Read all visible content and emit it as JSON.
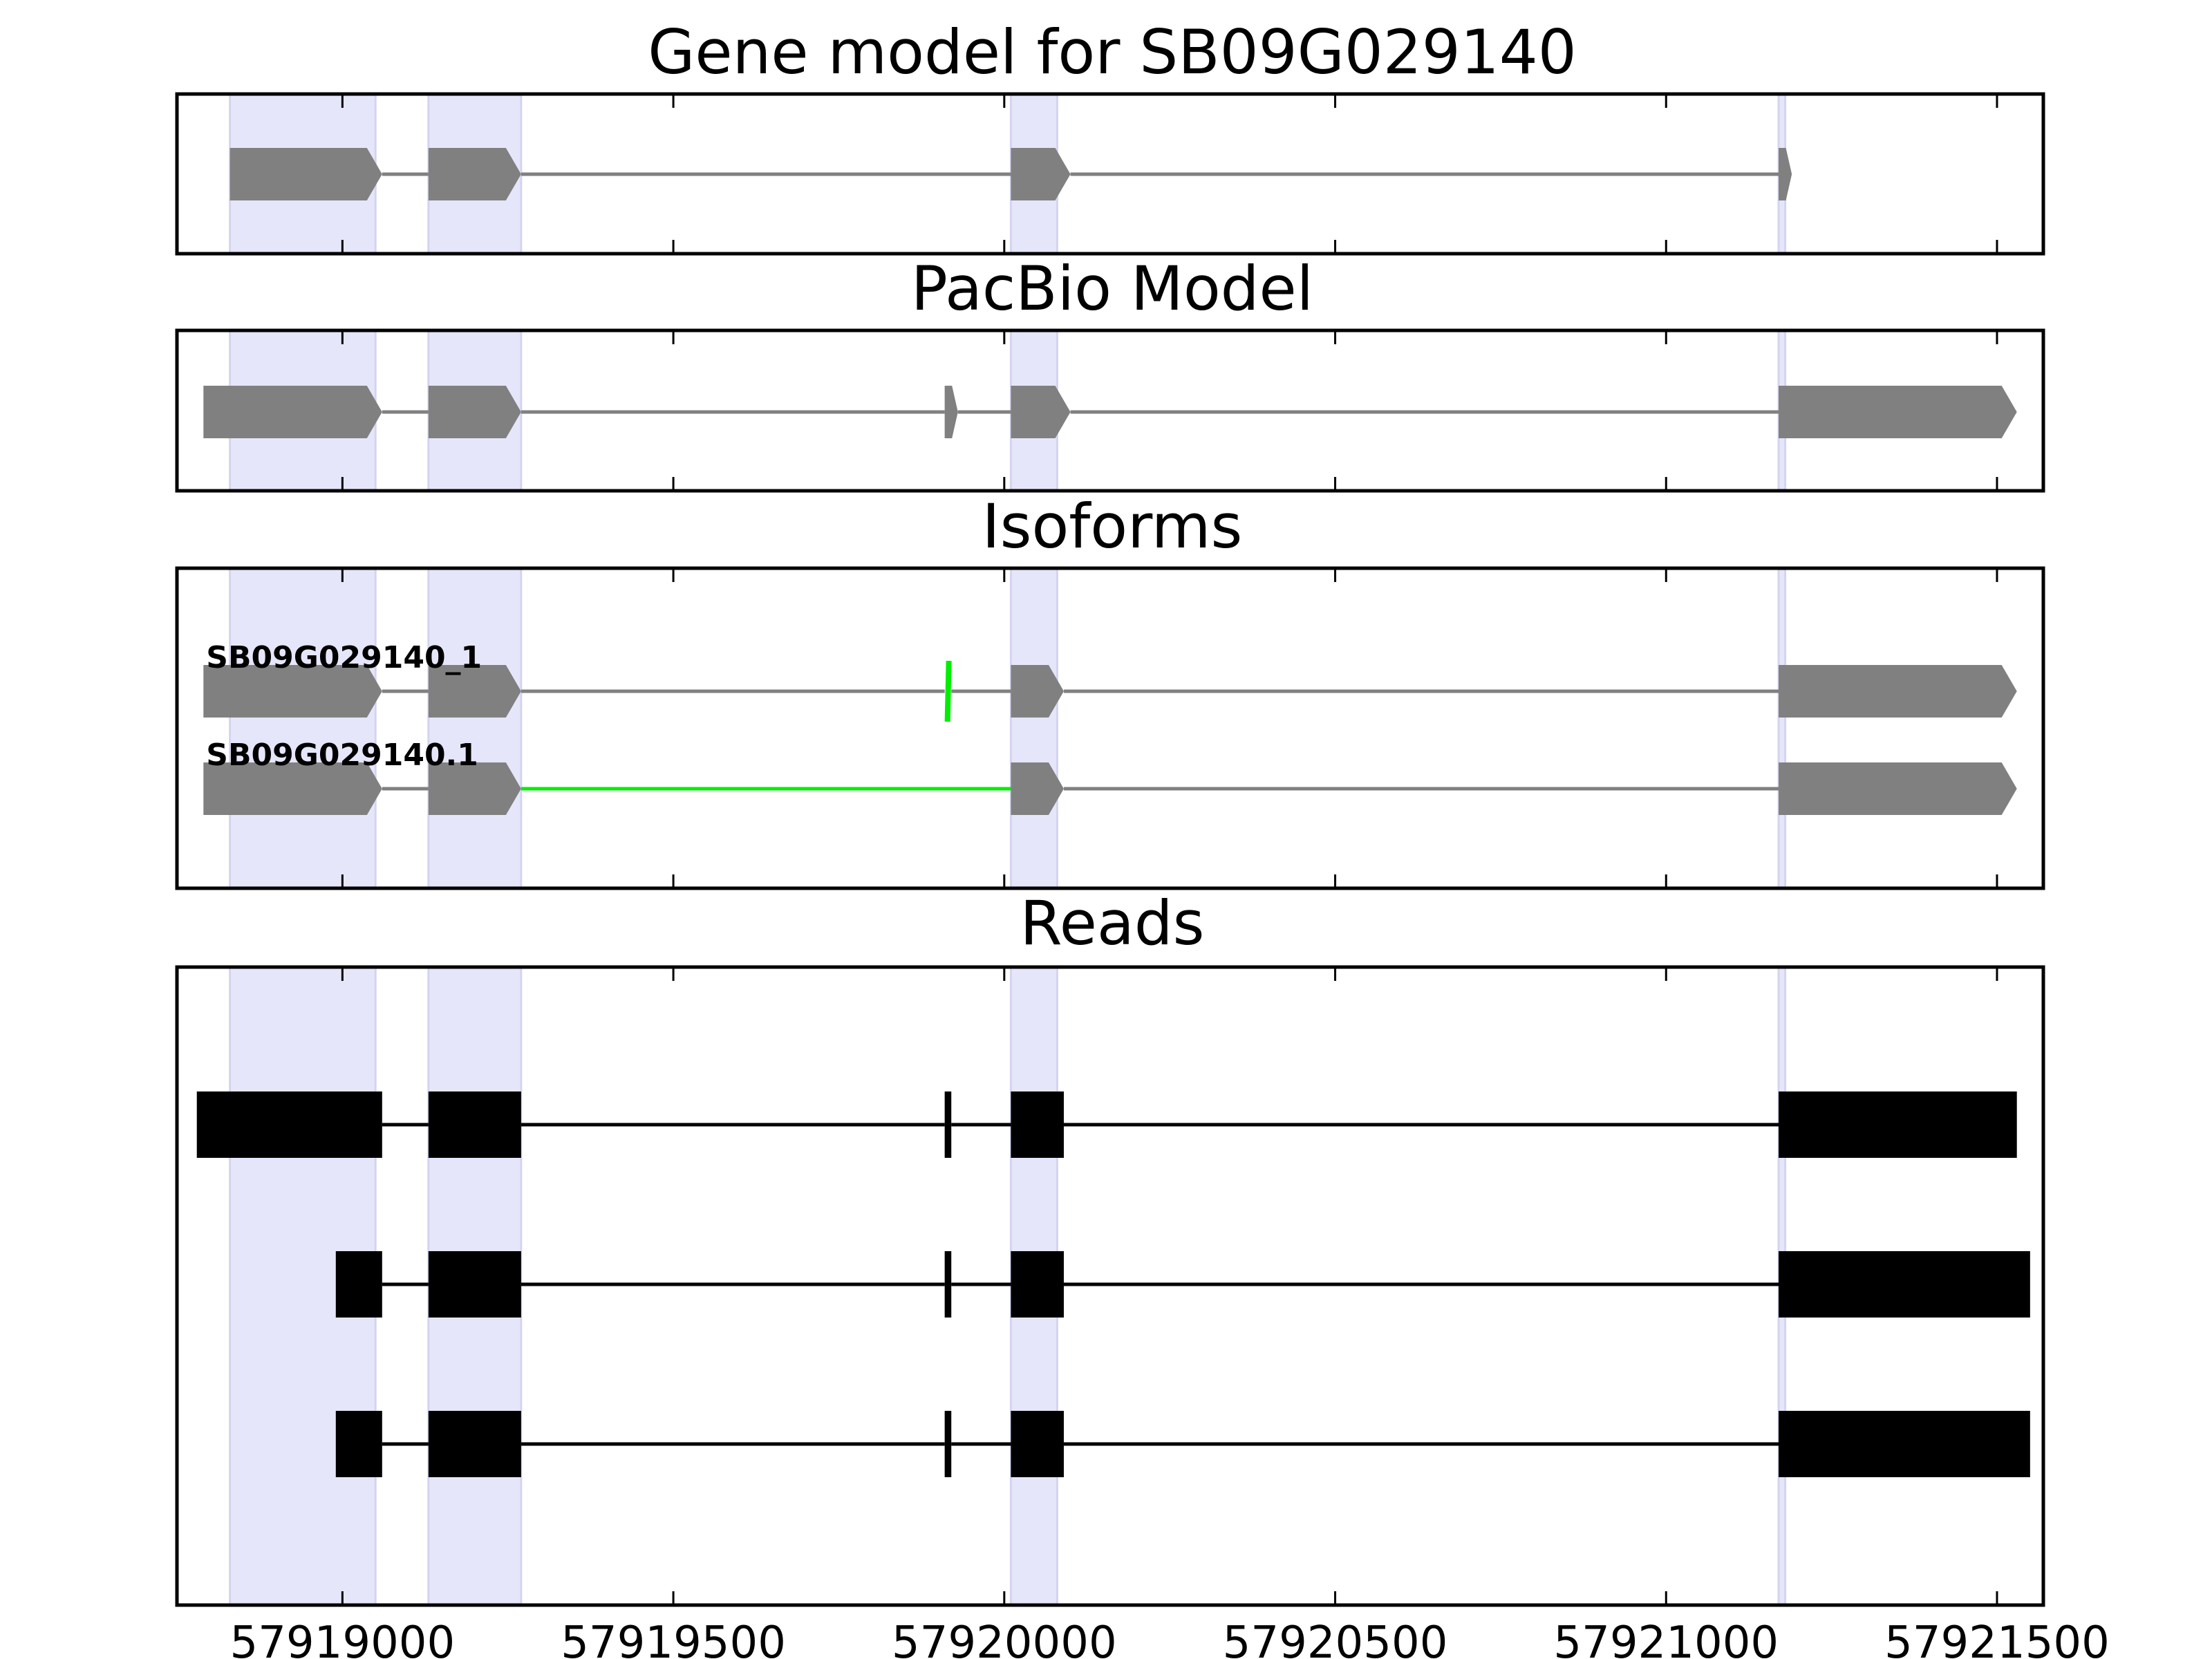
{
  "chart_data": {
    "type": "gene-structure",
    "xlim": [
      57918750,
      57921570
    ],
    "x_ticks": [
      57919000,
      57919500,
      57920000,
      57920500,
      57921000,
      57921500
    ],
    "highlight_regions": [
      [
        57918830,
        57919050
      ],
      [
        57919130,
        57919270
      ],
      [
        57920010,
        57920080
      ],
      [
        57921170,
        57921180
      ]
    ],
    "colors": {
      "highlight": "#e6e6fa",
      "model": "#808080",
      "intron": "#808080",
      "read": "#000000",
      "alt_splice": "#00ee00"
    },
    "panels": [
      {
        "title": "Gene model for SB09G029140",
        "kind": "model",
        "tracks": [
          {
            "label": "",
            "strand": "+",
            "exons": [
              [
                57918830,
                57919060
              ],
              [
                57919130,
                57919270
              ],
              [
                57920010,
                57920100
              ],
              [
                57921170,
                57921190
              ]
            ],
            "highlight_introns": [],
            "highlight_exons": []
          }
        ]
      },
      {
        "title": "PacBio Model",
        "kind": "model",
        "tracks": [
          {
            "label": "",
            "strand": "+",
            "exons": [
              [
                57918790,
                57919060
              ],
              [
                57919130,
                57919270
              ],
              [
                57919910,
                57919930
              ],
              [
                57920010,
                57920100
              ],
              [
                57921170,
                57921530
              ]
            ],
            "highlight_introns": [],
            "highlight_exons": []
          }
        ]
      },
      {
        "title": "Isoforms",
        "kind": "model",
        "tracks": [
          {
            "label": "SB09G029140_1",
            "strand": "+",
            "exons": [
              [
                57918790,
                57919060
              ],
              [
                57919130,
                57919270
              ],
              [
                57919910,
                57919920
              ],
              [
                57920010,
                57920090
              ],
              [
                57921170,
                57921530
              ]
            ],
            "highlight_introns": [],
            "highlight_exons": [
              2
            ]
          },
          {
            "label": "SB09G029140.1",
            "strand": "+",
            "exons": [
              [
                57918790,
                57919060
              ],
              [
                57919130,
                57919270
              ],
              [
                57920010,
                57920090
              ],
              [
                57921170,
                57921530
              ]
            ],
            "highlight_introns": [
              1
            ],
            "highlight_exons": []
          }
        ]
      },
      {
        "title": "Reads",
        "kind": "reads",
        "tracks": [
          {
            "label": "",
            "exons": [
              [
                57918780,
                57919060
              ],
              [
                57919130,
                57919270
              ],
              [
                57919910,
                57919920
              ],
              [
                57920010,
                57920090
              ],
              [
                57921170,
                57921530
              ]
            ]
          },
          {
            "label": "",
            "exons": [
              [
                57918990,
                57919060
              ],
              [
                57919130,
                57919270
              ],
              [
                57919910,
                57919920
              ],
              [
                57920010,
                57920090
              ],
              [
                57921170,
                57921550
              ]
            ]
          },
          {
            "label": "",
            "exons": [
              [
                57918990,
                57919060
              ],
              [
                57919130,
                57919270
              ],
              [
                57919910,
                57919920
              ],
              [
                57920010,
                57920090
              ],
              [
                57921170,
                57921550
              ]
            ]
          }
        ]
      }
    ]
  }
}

::::

*DIRECTIONS:* Reproduce the whole listing above word for word, but not its pictures.

*SOLUTION TO THIS EXERCISE:*
Read all visible content and emit it as JSON.
{
  "chart_data": {
    "type": "gene-structure",
    "xlim": [
      57918750,
      57921570
    ],
    "x_ticks": [
      57919000,
      57919500,
      57920000,
      57920500,
      57921000,
      57921500
    ],
    "highlight_regions": [
      [
        57918830,
        57919050
      ],
      [
        57919130,
        57919270
      ],
      [
        57920010,
        57920080
      ],
      [
        57921170,
        57921180
      ]
    ],
    "colors": {
      "highlight": "#e6e6fa",
      "model": "#808080",
      "intron": "#808080",
      "read": "#000000",
      "alt_splice": "#00ee00"
    },
    "panels": [
      {
        "title": "Gene model for SB09G029140",
        "kind": "model",
        "tracks": [
          {
            "label": "",
            "strand": "+",
            "exons": [
              [
                57918830,
                57919060
              ],
              [
                57919130,
                57919270
              ],
              [
                57920010,
                57920100
              ],
              [
                57921170,
                57921190
              ]
            ],
            "highlight_introns": [],
            "highlight_exons": []
          }
        ]
      },
      {
        "title": "PacBio Model",
        "kind": "model",
        "tracks": [
          {
            "label": "",
            "strand": "+",
            "exons": [
              [
                57918790,
                57919060
              ],
              [
                57919130,
                57919270
              ],
              [
                57919910,
                57919930
              ],
              [
                57920010,
                57920100
              ],
              [
                57921170,
                57921530
              ]
            ],
            "highlight_introns": [],
            "highlight_exons": []
          }
        ]
      },
      {
        "title": "Isoforms",
        "kind": "model",
        "tracks": [
          {
            "label": "SB09G029140_1",
            "strand": "+",
            "exons": [
              [
                57918790,
                57919060
              ],
              [
                57919130,
                57919270
              ],
              [
                57919910,
                57919920
              ],
              [
                57920010,
                57920090
              ],
              [
                57921170,
                57921530
              ]
            ],
            "highlight_introns": [],
            "highlight_exons": [
              2
            ]
          },
          {
            "label": "SB09G029140.1",
            "strand": "+",
            "exons": [
              [
                57918790,
                57919060
              ],
              [
                57919130,
                57919270
              ],
              [
                57920010,
                57920090
              ],
              [
                57921170,
                57921530
              ]
            ],
            "highlight_introns": [
              1
            ],
            "highlight_exons": []
          }
        ]
      },
      {
        "title": "Reads",
        "kind": "reads",
        "tracks": [
          {
            "label": "",
            "exons": [
              [
                57918780,
                57919060
              ],
              [
                57919130,
                57919270
              ],
              [
                57919910,
                57919920
              ],
              [
                57920010,
                57920090
              ],
              [
                57921170,
                57921530
              ]
            ]
          },
          {
            "label": "",
            "exons": [
              [
                57918990,
                57919060
              ],
              [
                57919130,
                57919270
              ],
              [
                57919910,
                57919920
              ],
              [
                57920010,
                57920090
              ],
              [
                57921170,
                57921550
              ]
            ]
          },
          {
            "label": "",
            "exons": [
              [
                57918990,
                57919060
              ],
              [
                57919130,
                57919270
              ],
              [
                57919910,
                57919920
              ],
              [
                57920010,
                57920090
              ],
              [
                57921170,
                57921550
              ]
            ]
          }
        ]
      }
    ]
  }
}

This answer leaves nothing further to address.